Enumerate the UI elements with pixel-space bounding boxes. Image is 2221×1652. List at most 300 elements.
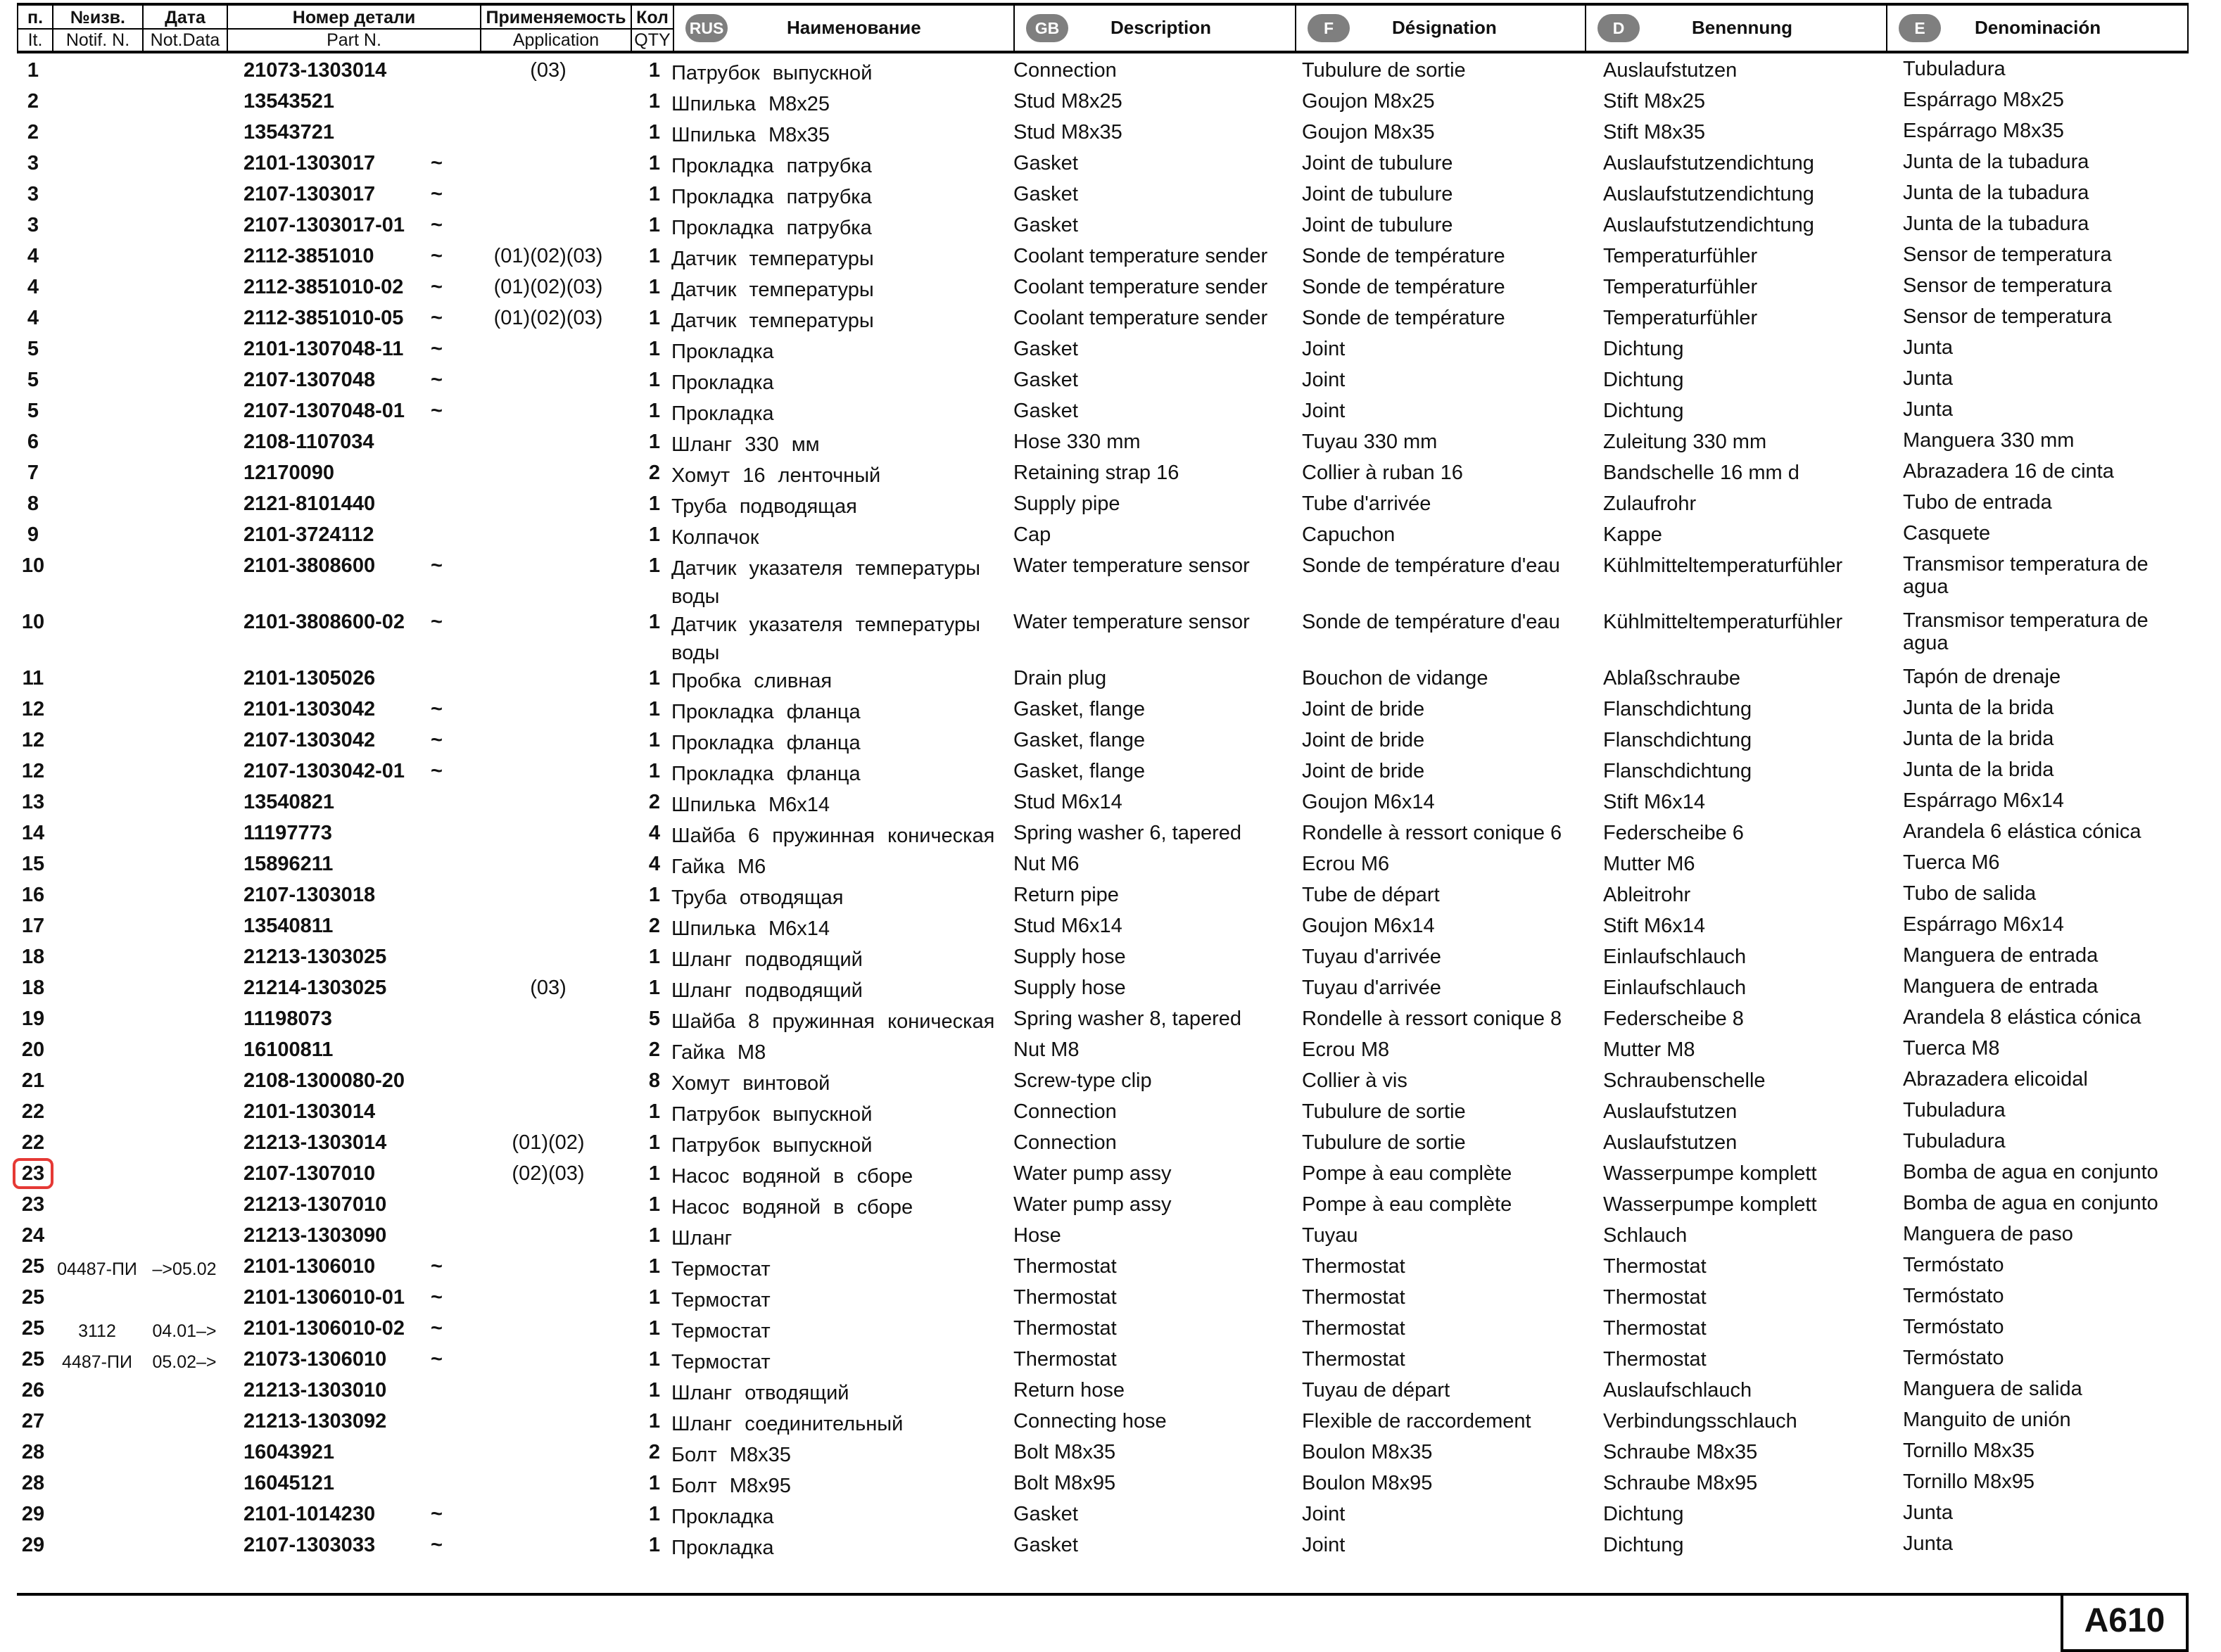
- benennung-de: Stift M8x35: [1603, 121, 1706, 144]
- part-number: 2108-1107034: [243, 431, 374, 453]
- item-number: 5: [27, 338, 39, 360]
- benennung-de: Dichtung: [1603, 1503, 1684, 1525]
- item-number: 15: [21, 853, 45, 875]
- header-notif-ru: №изв.: [70, 8, 125, 27]
- name-rus: Шпилька M6x14: [671, 794, 830, 816]
- name-rus: Хомут 16 ленточный: [671, 464, 881, 487]
- name-rus: Прокладка патрубка: [671, 217, 872, 239]
- designation-fr: Joint: [1302, 1534, 1346, 1556]
- item-number: 10: [21, 611, 45, 633]
- item-number: 2: [27, 90, 39, 113]
- part-number: 16100811: [243, 1038, 334, 1061]
- name-rus: Шпилька M8x35: [671, 124, 830, 146]
- variant-mark: ~: [431, 276, 443, 298]
- part-number: 21214-1303025: [243, 977, 387, 999]
- item-number: 3: [27, 183, 39, 205]
- description-gb: Stud M6x14: [1013, 915, 1122, 937]
- part-number: 21213-1303090: [243, 1224, 387, 1247]
- description-gb: Return pipe: [1013, 884, 1119, 906]
- name-rus: Термостат: [671, 1351, 771, 1373]
- header-item-en: It.: [27, 30, 43, 50]
- quantity: 1: [648, 121, 660, 144]
- variant-mark: ~: [431, 611, 443, 633]
- part-number: 2101-1303042: [243, 698, 376, 720]
- header-date-en: Not.Data: [150, 30, 220, 50]
- part-number: 2101-1014230: [243, 1503, 376, 1525]
- e-badge-icon: E: [1899, 14, 1941, 42]
- benennung-de: Flanschdichtung: [1603, 760, 1752, 782]
- benennung-de: Auslaufschlauch: [1603, 1379, 1752, 1402]
- header-part: [228, 6, 481, 51]
- part-number: 2101-1303014: [243, 1100, 376, 1123]
- benennung-de: Auslaufstutzendichtung: [1603, 214, 1814, 236]
- quantity: 1: [648, 400, 660, 422]
- description-gb: Coolant temperature sender: [1013, 276, 1268, 298]
- benennung-de: Dichtung: [1603, 369, 1684, 391]
- name-rus: Шпилька M6x14: [671, 917, 830, 940]
- item-number: 26: [21, 1379, 45, 1402]
- benennung-de: Schraube M8x35: [1603, 1441, 1758, 1463]
- item-number: 11: [22, 667, 44, 690]
- benennung-de: Kühlmitteltemperaturfühler: [1603, 611, 1843, 633]
- name-rus: Датчик температуры: [671, 279, 874, 301]
- benennung-de: Flanschdichtung: [1603, 698, 1752, 720]
- denominacion-es: Manguera de entrada: [1903, 975, 2099, 998]
- part-number: 2101-1306010: [243, 1255, 376, 1278]
- designation-fr: Goujon M6x14: [1302, 915, 1435, 937]
- denominacion-es: Tapón de drenaje: [1903, 666, 2061, 688]
- denominacion-es: Transmisor temperatura de agua: [1903, 553, 2149, 598]
- variant-mark: ~: [431, 729, 443, 751]
- designation-fr: Ecrou M6: [1302, 853, 1390, 875]
- description-gb: Supply pipe: [1013, 493, 1120, 515]
- part-number: 2108-1300080-20: [243, 1069, 405, 1092]
- item-number: 2: [27, 121, 39, 144]
- designation-fr: Rondelle à ressort conique 8: [1302, 1008, 1562, 1030]
- item-number: 25: [21, 1286, 45, 1309]
- benennung-de: Schraube M8x95: [1603, 1472, 1758, 1494]
- designation-fr: Goujon M8x35: [1302, 121, 1435, 144]
- quantity: 1: [648, 431, 660, 453]
- description-gb: Thermostat: [1013, 1317, 1117, 1340]
- denominacion-es: Tubo de salida: [1903, 882, 2037, 905]
- name-rus: Болт M8x35: [671, 1444, 791, 1466]
- variant-mark: ~: [431, 1255, 443, 1278]
- designation-fr: Joint: [1302, 338, 1346, 360]
- quantity: 1: [648, 884, 660, 906]
- designation-fr: Boulon M8x35: [1302, 1441, 1433, 1463]
- item-number: 23: [21, 1162, 45, 1185]
- item-number: 19: [21, 1008, 45, 1030]
- quantity: 1: [648, 1131, 660, 1154]
- part-number: 2107-1303042-01: [243, 760, 405, 782]
- part-number: 12170090: [243, 462, 335, 484]
- designation-fr: Joint de bride: [1302, 760, 1425, 782]
- quantity: 1: [648, 611, 660, 633]
- quantity: 2: [648, 1038, 660, 1061]
- item-number: 3: [27, 152, 39, 174]
- description-gb: Stud M8x35: [1013, 121, 1122, 144]
- designation-fr: Joint: [1302, 400, 1346, 422]
- name-rus: Термостат: [671, 1258, 771, 1281]
- part-number: 2112-3851010-02: [243, 276, 404, 298]
- benennung-de: Zuleitung 330 mm: [1603, 431, 1767, 453]
- item-number: 24: [21, 1224, 45, 1247]
- description-gb: Bolt M8x35: [1013, 1441, 1116, 1463]
- description-gb: Spring washer 8, tapered: [1013, 1008, 1242, 1030]
- description-gb: Connection: [1013, 1131, 1117, 1154]
- header-item-ru: п.: [27, 8, 44, 27]
- variant-mark: ~: [431, 338, 443, 360]
- benennung-de: Wasserpumpe komplett: [1603, 1193, 1817, 1216]
- designation-fr: Joint de bride: [1302, 698, 1425, 720]
- part-number: 2101-3808600: [243, 554, 376, 577]
- name-rus: Патрубок выпускной: [671, 1103, 873, 1126]
- quantity: 1: [648, 338, 660, 360]
- notification-number: 3112: [78, 1321, 116, 1341]
- description-gb: Connecting hose: [1013, 1410, 1167, 1432]
- header-lang-title: Description: [1110, 17, 1212, 38]
- variant-mark: ~: [431, 1286, 443, 1309]
- variant-mark: ~: [431, 214, 443, 236]
- designation-fr: Joint: [1302, 369, 1346, 391]
- variant-mark: ~: [431, 400, 443, 422]
- gb-badge-icon: GB: [1026, 14, 1068, 42]
- header-lang-es: [1887, 6, 2187, 51]
- designation-fr: Thermostat: [1302, 1255, 1405, 1278]
- description-gb: Retaining strap 16: [1013, 462, 1179, 484]
- quantity: 1: [648, 1503, 660, 1525]
- part-number: 2101-1306010-02: [243, 1317, 405, 1340]
- header-lang-rus: [674, 6, 1015, 51]
- designation-fr: Joint de tubulure: [1302, 214, 1453, 236]
- denominacion-es: Junta: [1903, 1532, 1953, 1555]
- description-gb: Connection: [1013, 1100, 1117, 1123]
- benennung-de: Auslaufstutzendichtung: [1603, 152, 1814, 174]
- name-rus: Прокладка патрубка: [671, 186, 872, 208]
- denominacion-es: Espárrago M6x14: [1903, 789, 2064, 812]
- description-gb: Spring washer 6, tapered: [1013, 822, 1242, 844]
- designation-fr: Thermostat: [1302, 1348, 1405, 1371]
- benennung-de: Thermostat: [1603, 1255, 1707, 1278]
- description-gb: Gasket: [1013, 400, 1078, 422]
- notification-date: –>05.02: [152, 1259, 217, 1279]
- item-number: 14: [21, 822, 45, 844]
- designation-fr: Tubulure de sortie: [1302, 1100, 1466, 1123]
- header-lang-fr: [1296, 6, 1586, 51]
- header-date: [144, 6, 228, 51]
- name-rus: Датчик указателя температуры воды: [671, 614, 980, 664]
- quantity: 1: [648, 1348, 660, 1371]
- header-app-en: Application: [512, 30, 600, 50]
- quantity: 1: [648, 369, 660, 391]
- name-rus: Термостат: [671, 1320, 771, 1342]
- quantity: 1: [648, 946, 660, 968]
- item-number: 12: [21, 729, 45, 751]
- denominacion-es: Manguera de entrada: [1903, 944, 2099, 967]
- benennung-de: Verbindungsschlauch: [1603, 1410, 1797, 1432]
- quantity: 1: [648, 1100, 660, 1123]
- name-rus: Шланг 330 мм: [671, 433, 820, 456]
- item-number: 9: [27, 523, 39, 546]
- quantity: 1: [648, 59, 660, 82]
- description-gb: Hose 330 mm: [1013, 431, 1141, 453]
- benennung-de: Schlauch: [1603, 1224, 1688, 1247]
- notification-date: 04.01–>: [152, 1321, 217, 1341]
- part-number: 2121-8101440: [243, 493, 376, 515]
- quantity: 1: [648, 214, 660, 236]
- designation-fr: Tubulure de sortie: [1302, 1131, 1466, 1154]
- description-gb: Connection: [1013, 59, 1117, 82]
- header-date-ru: Дата: [165, 8, 205, 27]
- description-gb: Gasket: [1013, 338, 1078, 360]
- quantity: 1: [648, 1472, 660, 1494]
- description-gb: Stud M8x25: [1013, 90, 1122, 113]
- denominacion-es: Sensor de temperatura: [1903, 305, 2112, 328]
- benennung-de: Einlaufschlauch: [1603, 977, 1747, 999]
- header-qty-en: QTY: [634, 30, 671, 50]
- quantity: 1: [648, 90, 660, 113]
- benennung-de: Flanschdichtung: [1603, 729, 1752, 751]
- item-number: 8: [27, 493, 39, 515]
- part-number: 2101-1303017: [243, 152, 376, 174]
- designation-fr: Tuyau 330 mm: [1302, 431, 1438, 453]
- name-rus: Хомут винтовой: [671, 1072, 830, 1095]
- item-number: 22: [21, 1131, 45, 1154]
- quantity: 1: [648, 493, 660, 515]
- part-number: 2112-3851010: [243, 245, 374, 267]
- name-rus: Гайка M8: [671, 1041, 766, 1064]
- designation-fr: Sonde de température: [1302, 276, 1505, 298]
- description-gb: Hose: [1013, 1224, 1061, 1247]
- description-gb: Water pump assy: [1013, 1193, 1172, 1216]
- benennung-de: Stift M6x14: [1603, 791, 1706, 813]
- item-number: 25: [21, 1255, 45, 1278]
- denominacion-es: Bomba de agua en conjunto: [1903, 1161, 2158, 1183]
- quantity: 2: [648, 915, 660, 937]
- denominacion-es: Junta de la tubadura: [1903, 151, 2089, 173]
- application-code: (01)(02)(03): [493, 307, 603, 329]
- benennung-de: Temperaturfühler: [1603, 276, 1758, 298]
- header-app-ru: Применяемость: [486, 8, 626, 27]
- name-rus: Шайба 6 пружинная коническая: [671, 825, 995, 847]
- part-number: 16043921: [243, 1441, 335, 1463]
- name-rus: Шланг отводящий: [671, 1382, 849, 1404]
- header-part-en: Part N.: [327, 30, 381, 50]
- benennung-de: Auslaufstutzendichtung: [1603, 183, 1814, 205]
- name-rus: Шланг подводящий: [671, 948, 863, 971]
- item-number: 28: [21, 1441, 45, 1463]
- quantity: 1: [648, 729, 660, 751]
- part-number: 13543521: [243, 90, 335, 113]
- variant-mark: ~: [431, 1317, 443, 1340]
- d-badge-icon: D: [1597, 14, 1640, 42]
- designation-fr: Boulon M8x95: [1302, 1472, 1433, 1494]
- designation-fr: Bouchon de vidange: [1302, 667, 1488, 690]
- application-code: (02)(03): [512, 1162, 585, 1185]
- benennung-de: Ableitrohr: [1603, 884, 1691, 906]
- header-lang-gb: [1015, 6, 1296, 51]
- quantity: 1: [648, 667, 660, 690]
- notification-date: 05.02–>: [152, 1352, 217, 1372]
- denominacion-es: Tuerca M8: [1903, 1037, 2000, 1060]
- denominacion-es: Tornillo M8x95: [1903, 1470, 2035, 1493]
- denominacion-es: Junta: [1903, 367, 1953, 390]
- item-number: 7: [27, 462, 39, 484]
- name-rus: Прокладка фланца: [671, 701, 861, 723]
- quantity: 5: [648, 1008, 660, 1030]
- header-qty-ru: Кол: [636, 8, 669, 27]
- part-number: 2101-1307048-11: [243, 338, 404, 360]
- item-number: 12: [21, 698, 45, 720]
- denominacion-es: Junta: [1903, 398, 1953, 421]
- designation-fr: Joint de tubulure: [1302, 152, 1453, 174]
- denominacion-es: Abrazadera 16 de cinta: [1903, 460, 2114, 483]
- designation-fr: Thermostat: [1302, 1286, 1405, 1309]
- denominacion-es: Termóstato: [1903, 1285, 2004, 1307]
- name-rus: Гайка M6: [671, 856, 766, 878]
- part-number: 21213-1307010: [243, 1193, 387, 1216]
- variant-mark: ~: [431, 554, 443, 577]
- item-number: 5: [27, 369, 39, 391]
- benennung-de: Dichtung: [1603, 338, 1684, 360]
- benennung-de: Zulaufrohr: [1603, 493, 1697, 515]
- denominacion-es: Arandela 6 elástica cónica: [1903, 820, 2141, 843]
- item-number: 5: [27, 400, 39, 422]
- variant-mark: ~: [431, 369, 443, 391]
- denominacion-es: Tubuladura: [1903, 1099, 2006, 1122]
- item-number: 20: [21, 1038, 45, 1061]
- part-number: 2112-3851010-05: [243, 307, 404, 329]
- header-item: [18, 6, 53, 51]
- item-number: 23: [21, 1193, 45, 1216]
- benennung-de: Thermostat: [1603, 1348, 1707, 1371]
- benennung-de: Thermostat: [1603, 1317, 1707, 1340]
- item-number: 18: [21, 946, 45, 968]
- description-gb: Cap: [1013, 523, 1051, 546]
- benennung-de: Dichtung: [1603, 400, 1684, 422]
- quantity: 4: [648, 853, 660, 875]
- name-rus: Шпилька M8x25: [671, 93, 830, 115]
- benennung-de: Auslaufstutzen: [1603, 59, 1738, 82]
- description-gb: Water pump assy: [1013, 1162, 1172, 1185]
- header-lang-title: Benennung: [1692, 17, 1792, 38]
- quantity: 4: [648, 822, 660, 844]
- item-number: 22: [21, 1100, 45, 1123]
- denominacion-es: Sensor de temperatura: [1903, 274, 2112, 297]
- item-number: 18: [21, 977, 45, 999]
- designation-fr: Joint de tubulure: [1302, 183, 1453, 205]
- part-number: 2101-1306010-01: [243, 1286, 405, 1309]
- designation-fr: Sonde de température d'eau: [1302, 611, 1560, 633]
- description-gb: Water temperature sensor: [1013, 611, 1250, 633]
- denominacion-es: Termóstato: [1903, 1254, 2004, 1276]
- part-number: 2107-1303017: [243, 183, 376, 205]
- benennung-de: Ablaßschraube: [1603, 667, 1741, 690]
- part-number: 16045121: [243, 1472, 335, 1494]
- variant-mark: ~: [431, 152, 443, 174]
- header-notif-en: Notif. N.: [65, 30, 130, 50]
- description-gb: Gasket, flange: [1013, 760, 1145, 782]
- description-gb: Bolt M8x95: [1013, 1472, 1116, 1494]
- header-application: [481, 6, 632, 51]
- item-number: 4: [27, 245, 39, 267]
- benennung-de: Schraubenschelle: [1603, 1069, 1766, 1092]
- description-gb: Gasket: [1013, 1503, 1078, 1525]
- denominacion-es: Casquete: [1903, 522, 1991, 545]
- part-number: 21073-1303014: [243, 59, 387, 82]
- part-number: 21213-1303025: [243, 946, 387, 968]
- designation-fr: Tubulure de sortie: [1302, 59, 1466, 82]
- designation-fr: Rondelle à ressort conique 6: [1302, 822, 1562, 844]
- part-number: 2101-3808600-02: [243, 611, 405, 633]
- denominacion-es: Tubo de entrada: [1903, 491, 2052, 514]
- quantity: 2: [648, 462, 660, 484]
- denominacion-es: Tubuladura: [1903, 1130, 2006, 1152]
- quantity: 1: [648, 1286, 660, 1309]
- description-gb: Supply hose: [1013, 977, 1126, 999]
- name-rus: Шайба 8 пружинная коническая: [671, 1010, 995, 1033]
- quantity: 1: [648, 276, 660, 298]
- benennung-de: Mutter M6: [1603, 853, 1695, 875]
- designation-fr: Capuchon: [1302, 523, 1396, 546]
- part-number: 11198073: [243, 1008, 332, 1030]
- denominacion-es: Termóstato: [1903, 1347, 2004, 1369]
- benennung-de: Dichtung: [1603, 1534, 1684, 1556]
- denominacion-es: Sensor de temperatura: [1903, 243, 2112, 266]
- benennung-de: Temperaturfühler: [1603, 245, 1758, 267]
- part-number: 15896211: [243, 853, 334, 875]
- name-rus: Датчик температуры: [671, 248, 874, 270]
- benennung-de: Wasserpumpe komplett: [1603, 1162, 1817, 1185]
- variant-mark: ~: [431, 760, 443, 782]
- variant-mark: ~: [431, 1503, 443, 1525]
- part-number: 13543721: [243, 121, 335, 144]
- denominacion-es: Espárrago M8x35: [1903, 120, 2064, 142]
- header-lang-title: Denominación: [1975, 17, 2101, 38]
- bottom-rule: [17, 1593, 2189, 1596]
- description-gb: Gasket: [1013, 183, 1078, 205]
- denominacion-es: Transmisor temperatura de agua: [1903, 609, 2149, 654]
- item-number: 4: [27, 307, 39, 329]
- name-rus: Прокладка фланца: [671, 763, 861, 785]
- application-code: (01)(02)(03): [493, 245, 603, 267]
- denominacion-es: Junta de la tubadura: [1903, 182, 2089, 204]
- variant-mark: ~: [431, 698, 443, 720]
- designation-fr: Collier à vis: [1302, 1069, 1407, 1092]
- name-rus: Прокладка: [671, 341, 774, 363]
- name-rus: Насос водяной в сборе: [671, 1165, 913, 1188]
- denominacion-es: Bomba de agua en conjunto: [1903, 1192, 2158, 1214]
- part-number: 2107-1303033: [243, 1534, 376, 1556]
- quantity: 8: [648, 1069, 660, 1092]
- benennung-de: Stift M8x25: [1603, 90, 1706, 113]
- variant-mark: ~: [431, 245, 443, 267]
- benennung-de: Auslaufstutzen: [1603, 1100, 1738, 1123]
- denominacion-es: Junta: [1903, 1501, 1953, 1524]
- benennung-de: Temperaturfühler: [1603, 307, 1758, 329]
- quantity: 1: [648, 1379, 660, 1402]
- application-code: (01)(02): [512, 1131, 585, 1154]
- quantity: 2: [648, 791, 660, 813]
- name-rus: Датчик температуры: [671, 310, 874, 332]
- description-gb: Thermostat: [1013, 1255, 1117, 1278]
- name-rus: Прокладка: [671, 1506, 774, 1528]
- benennung-de: Bandschelle 16 mm d: [1603, 462, 1799, 484]
- denominacion-es: Manguera de salida: [1903, 1378, 2082, 1400]
- designation-fr: Goujon M8x25: [1302, 90, 1435, 113]
- part-number: 2107-1303042: [243, 729, 376, 751]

Work to be completed:
Reproduce only the lines from the line with "- benennung-de: Stift M8x35: [1603, 121, 1706, 144]" to the line with "- quantity: 1: [648, 121, 660, 144]", substituting "catalog-number" for "part-number" wherever it occurs and leaving all else unchanged.

Answer for the task:
- benennung-de: Stift M8x35: [1603, 121, 1706, 144]
- catalog-number: 2108-1107034: [243, 431, 374, 453]
- item-number: 5: [27, 338, 39, 360]
- benennung-de: Dichtung: [1603, 1503, 1684, 1525]
- item-number: 15: [21, 853, 45, 875]
- header-notif-ru: №изв.: [70, 8, 125, 27]
- name-rus: Шпилька M6x14: [671, 794, 830, 816]
- name-rus: Хомут 16 ленточный: [671, 464, 881, 487]
- name-rus: Прокладка патрубка: [671, 217, 872, 239]
- designation-fr: Joint: [1302, 1534, 1346, 1556]
- item-number: 10: [21, 611, 45, 633]
- item-number: 2: [27, 90, 39, 113]
- catalog-number: 16100811: [243, 1038, 334, 1061]
- name-rus: Шпилька M8x35: [671, 124, 830, 146]
- variant-mark: ~: [431, 276, 443, 298]
- catalog-number: 21214-1303025: [243, 977, 387, 999]
- item-number: 3: [27, 183, 39, 205]
- description-gb: Stud M6x14: [1013, 915, 1122, 937]
- catalog-number: 21213-1303090: [243, 1224, 387, 1247]
- description-gb: Return pipe: [1013, 884, 1119, 906]
- name-rus: Термостат: [671, 1351, 771, 1373]
- header-item-en: It.: [27, 30, 43, 50]
- quantity: 1: [648, 121, 660, 144]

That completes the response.